## begin EXCERPTED DATA

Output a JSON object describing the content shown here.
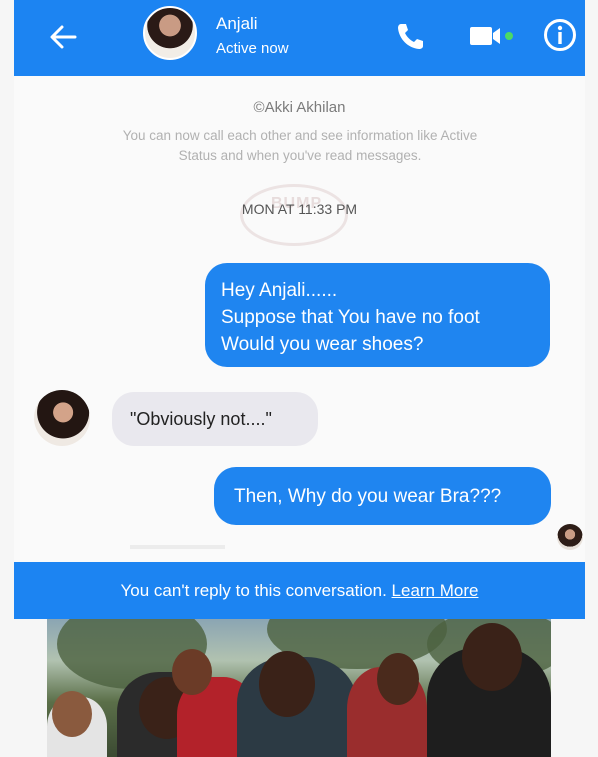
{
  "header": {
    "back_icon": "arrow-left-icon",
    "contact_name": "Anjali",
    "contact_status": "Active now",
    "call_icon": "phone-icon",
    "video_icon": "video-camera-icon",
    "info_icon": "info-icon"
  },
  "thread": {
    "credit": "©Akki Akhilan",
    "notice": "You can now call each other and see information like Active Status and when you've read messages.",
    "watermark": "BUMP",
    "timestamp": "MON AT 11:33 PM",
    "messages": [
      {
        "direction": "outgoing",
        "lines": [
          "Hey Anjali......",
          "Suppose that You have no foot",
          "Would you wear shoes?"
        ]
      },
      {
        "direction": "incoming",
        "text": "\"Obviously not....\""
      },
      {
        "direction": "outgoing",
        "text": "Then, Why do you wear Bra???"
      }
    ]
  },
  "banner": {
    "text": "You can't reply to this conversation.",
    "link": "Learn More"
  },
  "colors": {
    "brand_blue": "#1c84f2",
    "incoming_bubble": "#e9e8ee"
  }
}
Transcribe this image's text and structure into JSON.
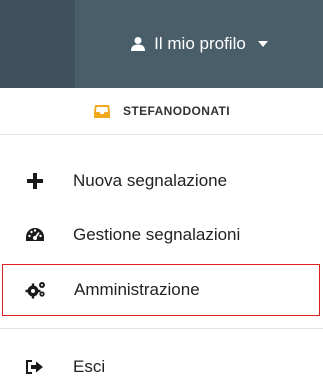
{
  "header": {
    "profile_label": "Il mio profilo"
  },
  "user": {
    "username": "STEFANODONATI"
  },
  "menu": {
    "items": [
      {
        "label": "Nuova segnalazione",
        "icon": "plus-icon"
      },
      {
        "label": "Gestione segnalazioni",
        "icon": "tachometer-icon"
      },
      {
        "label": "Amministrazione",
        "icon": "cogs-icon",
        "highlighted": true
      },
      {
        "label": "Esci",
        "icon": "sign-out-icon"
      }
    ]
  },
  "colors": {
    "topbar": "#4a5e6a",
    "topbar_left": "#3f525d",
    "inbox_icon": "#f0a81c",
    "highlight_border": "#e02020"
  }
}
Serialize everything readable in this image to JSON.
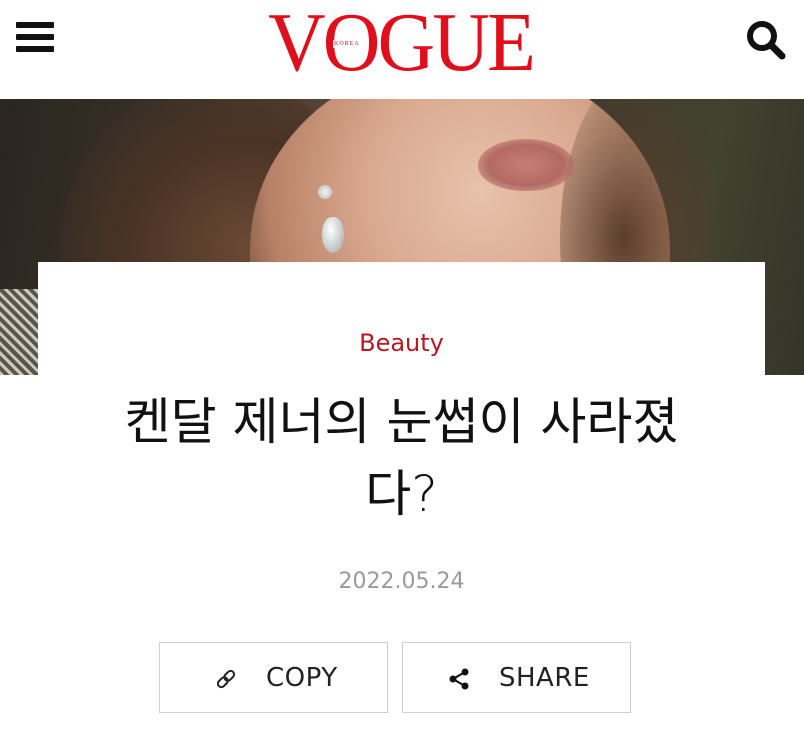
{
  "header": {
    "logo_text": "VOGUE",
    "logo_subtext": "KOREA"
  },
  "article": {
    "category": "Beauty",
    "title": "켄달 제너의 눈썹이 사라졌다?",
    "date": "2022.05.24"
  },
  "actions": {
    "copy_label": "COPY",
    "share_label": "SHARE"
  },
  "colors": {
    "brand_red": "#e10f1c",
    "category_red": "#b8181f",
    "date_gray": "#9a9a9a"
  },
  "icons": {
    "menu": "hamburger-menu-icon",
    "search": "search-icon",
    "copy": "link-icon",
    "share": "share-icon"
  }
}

## end EXCERPTED DATA

* _GIVEN REQUEST_
Repeat the data above exactly, but not the pictures.

* _PROBLEM SOLUTION_
Output a JSON object describing the content shown here.
{
  "header": {
    "back_icon": "arrow-left-icon",
    "contact_name": "Anjali",
    "contact_status": "Active now",
    "call_icon": "phone-icon",
    "video_icon": "video-camera-icon",
    "info_icon": "info-icon"
  },
  "thread": {
    "credit": "©Akki Akhilan",
    "notice": "You can now call each other and see information like Active Status and when you've read messages.",
    "watermark": "BUMP",
    "timestamp": "MON AT 11:33 PM",
    "messages": [
      {
        "direction": "outgoing",
        "lines": [
          "Hey Anjali......",
          "Suppose that You have no foot",
          "Would you wear shoes?"
        ]
      },
      {
        "direction": "incoming",
        "text": "\"Obviously not....\""
      },
      {
        "direction": "outgoing",
        "text": "Then, Why do you wear Bra???"
      }
    ]
  },
  "banner": {
    "text": "You can't reply to this conversation.",
    "link": "Learn More"
  },
  "colors": {
    "brand_blue": "#1c84f2",
    "incoming_bubble": "#e9e8ee"
  }
}
Transcribe this image's text and structure into JSON.
{
  "header": {
    "profile_label": "Il mio profilo"
  },
  "user": {
    "username": "STEFANODONATI"
  },
  "menu": {
    "items": [
      {
        "label": "Nuova segnalazione",
        "icon": "plus-icon"
      },
      {
        "label": "Gestione segnalazioni",
        "icon": "tachometer-icon"
      },
      {
        "label": "Amministrazione",
        "icon": "cogs-icon",
        "highlighted": true
      },
      {
        "label": "Esci",
        "icon": "sign-out-icon"
      }
    ]
  },
  "colors": {
    "topbar": "#4a5e6a",
    "topbar_left": "#3f525d",
    "inbox_icon": "#f0a81c",
    "highlight_border": "#e02020"
  }
}
Serialize everything readable in this image to JSON.
{
  "header": {
    "logo_text": "VOGUE",
    "logo_subtext": "KOREA"
  },
  "article": {
    "category": "Beauty",
    "title": "켄달 제너의 눈썹이 사라졌다?",
    "date": "2022.05.24"
  },
  "actions": {
    "copy_label": "COPY",
    "share_label": "SHARE"
  },
  "colors": {
    "brand_red": "#e10f1c",
    "category_red": "#b8181f",
    "date_gray": "#9a9a9a"
  },
  "icons": {
    "menu": "hamburger-menu-icon",
    "search": "search-icon",
    "copy": "link-icon",
    "share": "share-icon"
  }
}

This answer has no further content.